** Start of Given data **

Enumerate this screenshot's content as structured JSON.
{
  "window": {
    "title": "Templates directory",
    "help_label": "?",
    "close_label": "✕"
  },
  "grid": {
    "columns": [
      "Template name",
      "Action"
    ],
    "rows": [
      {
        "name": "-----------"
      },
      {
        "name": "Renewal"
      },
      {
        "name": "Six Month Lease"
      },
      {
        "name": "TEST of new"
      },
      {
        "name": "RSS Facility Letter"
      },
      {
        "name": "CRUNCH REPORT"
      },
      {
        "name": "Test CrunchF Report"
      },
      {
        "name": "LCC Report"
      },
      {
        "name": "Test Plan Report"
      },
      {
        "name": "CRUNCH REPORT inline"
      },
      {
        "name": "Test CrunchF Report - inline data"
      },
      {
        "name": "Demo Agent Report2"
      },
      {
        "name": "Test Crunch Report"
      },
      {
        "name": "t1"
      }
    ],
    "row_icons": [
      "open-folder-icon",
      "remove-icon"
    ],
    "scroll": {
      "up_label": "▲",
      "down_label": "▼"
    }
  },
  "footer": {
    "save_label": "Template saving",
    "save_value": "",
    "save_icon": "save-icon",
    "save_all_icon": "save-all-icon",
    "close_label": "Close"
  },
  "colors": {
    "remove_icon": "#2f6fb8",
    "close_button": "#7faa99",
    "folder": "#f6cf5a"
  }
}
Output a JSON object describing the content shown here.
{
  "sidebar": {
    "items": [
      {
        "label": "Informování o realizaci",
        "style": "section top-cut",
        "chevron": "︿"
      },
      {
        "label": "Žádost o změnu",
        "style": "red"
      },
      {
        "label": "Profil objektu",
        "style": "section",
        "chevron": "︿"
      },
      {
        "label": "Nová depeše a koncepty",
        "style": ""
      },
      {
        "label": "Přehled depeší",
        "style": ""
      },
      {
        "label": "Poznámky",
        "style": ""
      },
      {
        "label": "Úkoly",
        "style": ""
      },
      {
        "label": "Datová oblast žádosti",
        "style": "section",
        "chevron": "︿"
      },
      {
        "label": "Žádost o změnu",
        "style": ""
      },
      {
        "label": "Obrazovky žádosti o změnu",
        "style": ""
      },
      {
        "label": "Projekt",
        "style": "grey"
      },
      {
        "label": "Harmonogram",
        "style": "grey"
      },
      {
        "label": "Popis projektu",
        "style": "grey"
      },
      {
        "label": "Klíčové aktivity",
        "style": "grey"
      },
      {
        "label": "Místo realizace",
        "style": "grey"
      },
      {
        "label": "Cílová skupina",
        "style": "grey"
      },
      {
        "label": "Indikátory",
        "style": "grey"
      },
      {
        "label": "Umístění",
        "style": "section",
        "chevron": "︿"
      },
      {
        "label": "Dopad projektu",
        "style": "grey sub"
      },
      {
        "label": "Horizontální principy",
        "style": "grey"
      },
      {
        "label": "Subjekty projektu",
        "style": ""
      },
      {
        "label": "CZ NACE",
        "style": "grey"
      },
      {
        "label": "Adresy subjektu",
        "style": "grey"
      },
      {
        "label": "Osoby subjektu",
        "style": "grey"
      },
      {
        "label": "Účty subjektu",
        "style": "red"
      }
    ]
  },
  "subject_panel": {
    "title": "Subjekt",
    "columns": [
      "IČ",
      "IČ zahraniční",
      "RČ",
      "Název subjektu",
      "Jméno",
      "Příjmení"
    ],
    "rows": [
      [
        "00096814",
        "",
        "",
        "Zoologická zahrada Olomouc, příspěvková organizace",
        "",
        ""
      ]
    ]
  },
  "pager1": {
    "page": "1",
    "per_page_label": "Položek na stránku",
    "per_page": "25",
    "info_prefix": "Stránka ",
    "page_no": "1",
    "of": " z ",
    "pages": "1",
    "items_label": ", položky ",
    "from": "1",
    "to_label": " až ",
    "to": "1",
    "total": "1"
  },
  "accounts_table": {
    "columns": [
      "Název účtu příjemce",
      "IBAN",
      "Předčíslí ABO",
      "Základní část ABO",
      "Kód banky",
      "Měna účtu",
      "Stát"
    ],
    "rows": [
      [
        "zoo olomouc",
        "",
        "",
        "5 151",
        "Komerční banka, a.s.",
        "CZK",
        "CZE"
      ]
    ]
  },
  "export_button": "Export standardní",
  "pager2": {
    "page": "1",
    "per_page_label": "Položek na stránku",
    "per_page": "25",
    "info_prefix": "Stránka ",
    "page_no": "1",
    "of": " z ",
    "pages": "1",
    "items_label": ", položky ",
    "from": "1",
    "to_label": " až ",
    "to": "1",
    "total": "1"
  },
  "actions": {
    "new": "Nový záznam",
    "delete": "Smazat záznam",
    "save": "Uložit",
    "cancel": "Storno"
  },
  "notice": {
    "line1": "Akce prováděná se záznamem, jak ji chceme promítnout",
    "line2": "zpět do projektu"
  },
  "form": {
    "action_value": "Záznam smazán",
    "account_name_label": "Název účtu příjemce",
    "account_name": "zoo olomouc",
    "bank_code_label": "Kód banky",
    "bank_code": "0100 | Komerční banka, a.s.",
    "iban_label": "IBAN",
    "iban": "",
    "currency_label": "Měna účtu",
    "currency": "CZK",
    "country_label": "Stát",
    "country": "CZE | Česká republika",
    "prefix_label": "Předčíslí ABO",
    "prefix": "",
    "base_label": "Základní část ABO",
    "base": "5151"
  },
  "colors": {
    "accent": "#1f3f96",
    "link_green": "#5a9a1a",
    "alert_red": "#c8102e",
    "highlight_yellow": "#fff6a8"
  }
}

** End of Given data **

### Required task:
Return all the data exactly as given.

### Worked solution:
Enumerate this screenshot's content as structured JSON.
{
  "window": {
    "title": "Templates directory",
    "help_label": "?",
    "close_label": "✕"
  },
  "grid": {
    "columns": [
      "Template name",
      "Action"
    ],
    "rows": [
      {
        "name": "-----------"
      },
      {
        "name": "Renewal"
      },
      {
        "name": "Six Month Lease"
      },
      {
        "name": "TEST of new"
      },
      {
        "name": "RSS Facility Letter"
      },
      {
        "name": "CRUNCH REPORT"
      },
      {
        "name": "Test CrunchF Report"
      },
      {
        "name": "LCC Report"
      },
      {
        "name": "Test Plan Report"
      },
      {
        "name": "CRUNCH REPORT inline"
      },
      {
        "name": "Test CrunchF Report - inline data"
      },
      {
        "name": "Demo Agent Report2"
      },
      {
        "name": "Test Crunch Report"
      },
      {
        "name": "t1"
      }
    ],
    "row_icons": [
      "open-folder-icon",
      "remove-icon"
    ],
    "scroll": {
      "up_label": "▲",
      "down_label": "▼"
    }
  },
  "footer": {
    "save_label": "Template saving",
    "save_value": "",
    "save_icon": "save-icon",
    "save_all_icon": "save-all-icon",
    "close_label": "Close"
  },
  "colors": {
    "remove_icon": "#2f6fb8",
    "close_button": "#7faa99",
    "folder": "#f6cf5a"
  }
}
Output a JSON object describing the content shown here.
{
  "sidebar": {
    "items": [
      {
        "label": "Informování o realizaci",
        "style": "section top-cut",
        "chevron": "︿"
      },
      {
        "label": "Žádost o změnu",
        "style": "red"
      },
      {
        "label": "Profil objektu",
        "style": "section",
        "chevron": "︿"
      },
      {
        "label": "Nová depeše a koncepty",
        "style": ""
      },
      {
        "label": "Přehled depeší",
        "style": ""
      },
      {
        "label": "Poznámky",
        "style": ""
      },
      {
        "label": "Úkoly",
        "style": ""
      },
      {
        "label": "Datová oblast žádosti",
        "style": "section",
        "chevron": "︿"
      },
      {
        "label": "Žádost o změnu",
        "style": ""
      },
      {
        "label": "Obrazovky žádosti o změnu",
        "style": ""
      },
      {
        "label": "Projekt",
        "style": "grey"
      },
      {
        "label": "Harmonogram",
        "style": "grey"
      },
      {
        "label": "Popis projektu",
        "style": "grey"
      },
      {
        "label": "Klíčové aktivity",
        "style": "grey"
      },
      {
        "label": "Místo realizace",
        "style": "grey"
      },
      {
        "label": "Cílová skupina",
        "style": "grey"
      },
      {
        "label": "Indikátory",
        "style": "grey"
      },
      {
        "label": "Umístění",
        "style": "section",
        "chevron": "︿"
      },
      {
        "label": "Dopad projektu",
        "style": "grey sub"
      },
      {
        "label": "Horizontální principy",
        "style": "grey"
      },
      {
        "label": "Subjekty projektu",
        "style": ""
      },
      {
        "label": "CZ NACE",
        "style": "grey"
      },
      {
        "label": "Adresy subjektu",
        "style": "grey"
      },
      {
        "label": "Osoby subjektu",
        "style": "grey"
      },
      {
        "label": "Účty subjektu",
        "style": "red"
      }
    ]
  },
  "subject_panel": {
    "title": "Subjekt",
    "columns": [
      "IČ",
      "IČ zahraniční",
      "RČ",
      "Název subjektu",
      "Jméno",
      "Příjmení"
    ],
    "rows": [
      [
        "00096814",
        "",
        "",
        "Zoologická zahrada Olomouc, příspěvková organizace",
        "",
        ""
      ]
    ]
  },
  "pager1": {
    "page": "1",
    "per_page_label": "Položek na stránku",
    "per_page": "25",
    "info_prefix": "Stránka ",
    "page_no": "1",
    "of": " z ",
    "pages": "1",
    "items_label": ", položky ",
    "from": "1",
    "to_label": " až ",
    "to": "1",
    "total": "1"
  },
  "accounts_table": {
    "columns": [
      "Název účtu příjemce",
      "IBAN",
      "Předčíslí ABO",
      "Základní část ABO",
      "Kód banky",
      "Měna účtu",
      "Stát"
    ],
    "rows": [
      [
        "zoo olomouc",
        "",
        "",
        "5 151",
        "Komerční banka, a.s.",
        "CZK",
        "CZE"
      ]
    ]
  },
  "export_button": "Export standardní",
  "pager2": {
    "page": "1",
    "per_page_label": "Položek na stránku",
    "per_page": "25",
    "info_prefix": "Stránka ",
    "page_no": "1",
    "of": " z ",
    "pages": "1",
    "items_label": ", položky ",
    "from": "1",
    "to_label": " až ",
    "to": "1",
    "total": "1"
  },
  "actions": {
    "new": "Nový záznam",
    "delete": "Smazat záznam",
    "save": "Uložit",
    "cancel": "Storno"
  },
  "notice": {
    "line1": "Akce prováděná se záznamem, jak ji chceme promítnout",
    "line2": "zpět do projektu"
  },
  "form": {
    "action_value": "Záznam smazán",
    "account_name_label": "Název účtu příjemce",
    "account_name": "zoo olomouc",
    "bank_code_label": "Kód banky",
    "bank_code": "0100 | Komerční banka, a.s.",
    "iban_label": "IBAN",
    "iban": "",
    "currency_label": "Měna účtu",
    "currency": "CZK",
    "country_label": "Stát",
    "country": "CZE | Česká republika",
    "prefix_label": "Předčíslí ABO",
    "prefix": "",
    "base_label": "Základní část ABO",
    "base": "5151"
  },
  "colors": {
    "accent": "#1f3f96",
    "link_green": "#5a9a1a",
    "alert_red": "#c8102e",
    "highlight_yellow": "#fff6a8"
  }
}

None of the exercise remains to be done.